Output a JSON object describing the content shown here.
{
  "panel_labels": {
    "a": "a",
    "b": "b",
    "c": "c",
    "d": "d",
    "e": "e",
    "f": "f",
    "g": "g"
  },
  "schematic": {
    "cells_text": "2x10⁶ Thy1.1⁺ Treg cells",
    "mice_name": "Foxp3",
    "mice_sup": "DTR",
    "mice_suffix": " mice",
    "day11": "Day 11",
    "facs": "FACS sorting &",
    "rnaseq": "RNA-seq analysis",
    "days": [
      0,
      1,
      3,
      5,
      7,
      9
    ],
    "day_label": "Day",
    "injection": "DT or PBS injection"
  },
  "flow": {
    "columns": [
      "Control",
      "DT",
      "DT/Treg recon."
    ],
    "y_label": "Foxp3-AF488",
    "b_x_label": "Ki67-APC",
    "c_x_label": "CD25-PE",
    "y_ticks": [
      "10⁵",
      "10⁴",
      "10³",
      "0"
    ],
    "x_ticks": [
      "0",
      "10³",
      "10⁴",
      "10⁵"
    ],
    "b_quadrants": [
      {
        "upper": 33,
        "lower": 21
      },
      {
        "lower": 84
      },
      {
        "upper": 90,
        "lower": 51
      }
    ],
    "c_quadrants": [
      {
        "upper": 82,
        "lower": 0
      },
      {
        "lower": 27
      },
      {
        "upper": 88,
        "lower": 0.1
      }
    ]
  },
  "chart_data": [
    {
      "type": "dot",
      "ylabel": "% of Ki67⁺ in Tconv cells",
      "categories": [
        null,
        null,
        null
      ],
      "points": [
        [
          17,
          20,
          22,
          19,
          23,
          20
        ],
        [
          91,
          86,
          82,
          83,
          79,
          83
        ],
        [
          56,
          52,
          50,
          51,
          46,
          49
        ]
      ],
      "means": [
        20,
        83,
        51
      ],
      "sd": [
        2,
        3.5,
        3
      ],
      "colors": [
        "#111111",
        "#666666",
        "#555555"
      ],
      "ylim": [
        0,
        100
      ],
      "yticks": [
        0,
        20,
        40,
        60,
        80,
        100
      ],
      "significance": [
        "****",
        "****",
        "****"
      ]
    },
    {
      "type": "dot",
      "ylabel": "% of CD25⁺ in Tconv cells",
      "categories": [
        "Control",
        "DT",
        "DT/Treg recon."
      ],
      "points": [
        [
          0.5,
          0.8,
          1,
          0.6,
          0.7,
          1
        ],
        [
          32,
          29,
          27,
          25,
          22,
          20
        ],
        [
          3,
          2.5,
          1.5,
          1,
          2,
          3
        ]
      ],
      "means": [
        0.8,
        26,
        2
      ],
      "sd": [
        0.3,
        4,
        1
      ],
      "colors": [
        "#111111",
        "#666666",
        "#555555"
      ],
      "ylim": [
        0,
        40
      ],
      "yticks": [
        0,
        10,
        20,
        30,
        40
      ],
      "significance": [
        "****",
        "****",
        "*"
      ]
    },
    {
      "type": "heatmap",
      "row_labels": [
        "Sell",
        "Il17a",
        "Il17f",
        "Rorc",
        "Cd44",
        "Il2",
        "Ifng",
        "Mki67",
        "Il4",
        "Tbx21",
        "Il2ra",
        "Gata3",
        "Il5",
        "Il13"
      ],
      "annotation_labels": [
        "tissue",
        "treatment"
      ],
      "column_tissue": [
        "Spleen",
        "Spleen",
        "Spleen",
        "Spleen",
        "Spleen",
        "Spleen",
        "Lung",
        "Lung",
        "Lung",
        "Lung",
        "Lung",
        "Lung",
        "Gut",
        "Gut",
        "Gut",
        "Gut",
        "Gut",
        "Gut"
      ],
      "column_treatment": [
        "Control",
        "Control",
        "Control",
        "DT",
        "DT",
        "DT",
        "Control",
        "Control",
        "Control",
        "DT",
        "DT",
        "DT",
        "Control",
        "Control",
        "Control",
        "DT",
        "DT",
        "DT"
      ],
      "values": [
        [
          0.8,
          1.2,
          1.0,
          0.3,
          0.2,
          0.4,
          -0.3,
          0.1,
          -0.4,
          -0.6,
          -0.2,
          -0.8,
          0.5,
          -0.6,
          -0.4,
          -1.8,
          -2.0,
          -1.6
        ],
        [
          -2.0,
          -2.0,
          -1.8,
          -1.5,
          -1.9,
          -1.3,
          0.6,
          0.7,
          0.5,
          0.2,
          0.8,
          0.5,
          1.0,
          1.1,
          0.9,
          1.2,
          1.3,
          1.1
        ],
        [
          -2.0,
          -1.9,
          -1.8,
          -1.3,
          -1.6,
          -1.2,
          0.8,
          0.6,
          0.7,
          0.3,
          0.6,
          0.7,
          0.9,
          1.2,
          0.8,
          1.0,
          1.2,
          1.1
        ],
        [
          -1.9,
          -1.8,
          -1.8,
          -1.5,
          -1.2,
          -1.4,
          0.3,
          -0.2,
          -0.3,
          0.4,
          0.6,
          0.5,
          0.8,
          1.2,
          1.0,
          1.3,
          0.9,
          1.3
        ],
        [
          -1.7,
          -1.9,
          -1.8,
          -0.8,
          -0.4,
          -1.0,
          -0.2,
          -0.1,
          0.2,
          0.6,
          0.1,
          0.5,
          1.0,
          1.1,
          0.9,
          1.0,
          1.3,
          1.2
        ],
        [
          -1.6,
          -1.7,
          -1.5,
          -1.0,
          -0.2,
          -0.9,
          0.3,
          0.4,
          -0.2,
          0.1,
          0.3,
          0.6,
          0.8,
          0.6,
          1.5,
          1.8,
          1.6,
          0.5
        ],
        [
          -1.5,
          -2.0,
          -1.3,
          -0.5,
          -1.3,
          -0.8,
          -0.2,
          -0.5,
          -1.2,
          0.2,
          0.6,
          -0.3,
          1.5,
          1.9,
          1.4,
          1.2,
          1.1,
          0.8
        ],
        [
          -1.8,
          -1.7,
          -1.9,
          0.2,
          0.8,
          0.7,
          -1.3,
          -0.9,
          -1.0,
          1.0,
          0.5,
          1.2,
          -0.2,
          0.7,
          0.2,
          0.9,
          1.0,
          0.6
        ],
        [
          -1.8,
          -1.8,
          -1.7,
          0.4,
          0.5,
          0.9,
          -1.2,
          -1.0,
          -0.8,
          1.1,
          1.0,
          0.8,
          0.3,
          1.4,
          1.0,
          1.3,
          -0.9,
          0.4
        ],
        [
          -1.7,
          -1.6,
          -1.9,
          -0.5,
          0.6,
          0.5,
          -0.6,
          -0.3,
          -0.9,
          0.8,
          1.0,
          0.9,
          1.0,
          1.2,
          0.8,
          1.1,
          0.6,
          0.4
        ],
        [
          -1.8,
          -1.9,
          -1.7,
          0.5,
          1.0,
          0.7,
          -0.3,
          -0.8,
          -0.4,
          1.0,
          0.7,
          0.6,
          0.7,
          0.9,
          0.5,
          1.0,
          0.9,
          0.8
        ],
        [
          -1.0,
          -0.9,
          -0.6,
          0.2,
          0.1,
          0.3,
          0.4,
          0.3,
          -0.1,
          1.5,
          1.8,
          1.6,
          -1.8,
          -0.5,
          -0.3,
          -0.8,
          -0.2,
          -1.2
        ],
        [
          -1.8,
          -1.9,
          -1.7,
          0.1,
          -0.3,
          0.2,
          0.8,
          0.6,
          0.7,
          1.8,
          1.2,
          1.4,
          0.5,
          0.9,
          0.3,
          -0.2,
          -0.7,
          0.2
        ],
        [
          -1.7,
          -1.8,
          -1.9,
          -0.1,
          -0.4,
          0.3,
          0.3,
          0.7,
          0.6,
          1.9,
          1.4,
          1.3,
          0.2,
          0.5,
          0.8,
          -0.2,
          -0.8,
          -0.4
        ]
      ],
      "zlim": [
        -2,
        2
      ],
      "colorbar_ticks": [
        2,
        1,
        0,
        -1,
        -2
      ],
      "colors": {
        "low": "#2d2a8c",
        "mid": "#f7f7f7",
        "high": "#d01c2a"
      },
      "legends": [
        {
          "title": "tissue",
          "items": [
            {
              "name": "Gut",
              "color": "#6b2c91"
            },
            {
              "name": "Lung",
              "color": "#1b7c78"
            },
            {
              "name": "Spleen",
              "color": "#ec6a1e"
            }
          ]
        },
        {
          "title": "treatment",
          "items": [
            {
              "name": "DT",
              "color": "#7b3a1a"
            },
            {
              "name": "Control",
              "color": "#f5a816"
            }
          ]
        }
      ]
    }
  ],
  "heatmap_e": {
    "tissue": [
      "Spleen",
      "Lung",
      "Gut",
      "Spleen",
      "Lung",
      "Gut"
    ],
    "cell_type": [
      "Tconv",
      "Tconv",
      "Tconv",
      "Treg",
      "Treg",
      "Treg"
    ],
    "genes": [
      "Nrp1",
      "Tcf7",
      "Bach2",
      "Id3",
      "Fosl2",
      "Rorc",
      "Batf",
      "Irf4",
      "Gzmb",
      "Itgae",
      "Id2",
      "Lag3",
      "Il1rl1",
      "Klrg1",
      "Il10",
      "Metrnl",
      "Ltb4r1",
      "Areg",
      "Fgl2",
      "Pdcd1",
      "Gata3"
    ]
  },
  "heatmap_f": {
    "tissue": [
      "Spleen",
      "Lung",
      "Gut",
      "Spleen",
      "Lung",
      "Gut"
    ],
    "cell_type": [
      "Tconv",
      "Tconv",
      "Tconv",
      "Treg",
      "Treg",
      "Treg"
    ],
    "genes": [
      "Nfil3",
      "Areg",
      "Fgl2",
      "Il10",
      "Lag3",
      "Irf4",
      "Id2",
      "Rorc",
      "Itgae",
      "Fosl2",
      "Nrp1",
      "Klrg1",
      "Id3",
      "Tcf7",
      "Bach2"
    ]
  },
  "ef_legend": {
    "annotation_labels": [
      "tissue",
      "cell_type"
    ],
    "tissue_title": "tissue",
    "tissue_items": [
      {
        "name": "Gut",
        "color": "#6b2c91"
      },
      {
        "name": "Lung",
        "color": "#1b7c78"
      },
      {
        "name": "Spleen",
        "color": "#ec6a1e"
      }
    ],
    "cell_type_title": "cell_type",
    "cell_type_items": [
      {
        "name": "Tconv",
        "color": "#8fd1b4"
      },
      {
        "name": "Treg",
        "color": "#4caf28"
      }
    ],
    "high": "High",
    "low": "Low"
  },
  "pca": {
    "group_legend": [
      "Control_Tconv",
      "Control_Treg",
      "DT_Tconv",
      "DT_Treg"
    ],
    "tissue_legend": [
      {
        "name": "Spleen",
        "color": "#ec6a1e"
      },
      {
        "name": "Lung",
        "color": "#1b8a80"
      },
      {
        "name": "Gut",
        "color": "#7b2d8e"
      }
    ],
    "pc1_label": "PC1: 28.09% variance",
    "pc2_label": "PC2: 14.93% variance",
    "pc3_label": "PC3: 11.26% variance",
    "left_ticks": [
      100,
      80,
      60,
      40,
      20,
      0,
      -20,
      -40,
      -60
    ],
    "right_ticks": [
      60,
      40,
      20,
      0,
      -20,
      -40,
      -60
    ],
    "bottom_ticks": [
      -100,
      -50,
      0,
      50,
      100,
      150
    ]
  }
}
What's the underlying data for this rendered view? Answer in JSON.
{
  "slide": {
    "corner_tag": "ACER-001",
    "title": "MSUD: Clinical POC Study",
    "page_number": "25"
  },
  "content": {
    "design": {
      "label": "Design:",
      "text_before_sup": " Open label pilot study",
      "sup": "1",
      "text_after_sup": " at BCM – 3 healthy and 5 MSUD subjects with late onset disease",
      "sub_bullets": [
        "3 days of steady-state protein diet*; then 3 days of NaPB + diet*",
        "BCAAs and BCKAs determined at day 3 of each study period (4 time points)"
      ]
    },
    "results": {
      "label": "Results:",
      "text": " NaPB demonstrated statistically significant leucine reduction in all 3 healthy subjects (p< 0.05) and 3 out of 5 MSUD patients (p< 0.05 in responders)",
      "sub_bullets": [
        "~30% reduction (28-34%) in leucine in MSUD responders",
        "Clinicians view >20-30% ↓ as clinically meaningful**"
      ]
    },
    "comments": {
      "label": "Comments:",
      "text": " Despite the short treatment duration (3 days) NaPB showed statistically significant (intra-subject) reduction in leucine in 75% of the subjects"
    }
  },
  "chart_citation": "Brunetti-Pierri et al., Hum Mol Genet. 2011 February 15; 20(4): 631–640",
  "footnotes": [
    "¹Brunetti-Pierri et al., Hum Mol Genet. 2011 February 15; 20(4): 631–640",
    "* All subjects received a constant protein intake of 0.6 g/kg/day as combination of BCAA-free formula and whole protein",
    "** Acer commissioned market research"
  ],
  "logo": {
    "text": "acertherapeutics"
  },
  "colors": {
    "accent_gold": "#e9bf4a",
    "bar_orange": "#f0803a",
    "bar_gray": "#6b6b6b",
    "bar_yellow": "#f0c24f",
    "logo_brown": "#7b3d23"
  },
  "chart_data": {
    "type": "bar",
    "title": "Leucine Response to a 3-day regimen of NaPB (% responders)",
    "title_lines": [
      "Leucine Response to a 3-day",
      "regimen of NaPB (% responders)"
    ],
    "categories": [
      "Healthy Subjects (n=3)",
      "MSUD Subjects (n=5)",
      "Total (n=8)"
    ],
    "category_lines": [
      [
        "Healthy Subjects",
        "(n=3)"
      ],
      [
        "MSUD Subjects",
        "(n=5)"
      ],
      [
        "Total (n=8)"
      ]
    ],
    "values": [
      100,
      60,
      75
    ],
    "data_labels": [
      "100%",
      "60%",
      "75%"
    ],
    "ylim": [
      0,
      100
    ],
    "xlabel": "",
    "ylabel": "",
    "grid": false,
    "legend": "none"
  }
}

### Description of the task
Search the listing above for the string "protein" and return each line it appears on.

### Result for this exercise
        "3 days of steady-state protein diet*; then 3 days of NaPB + diet*",
    "* All subjects received a constant protein intake of 0.6 g/kg/day as combination of BCAA-free formula and whole protein",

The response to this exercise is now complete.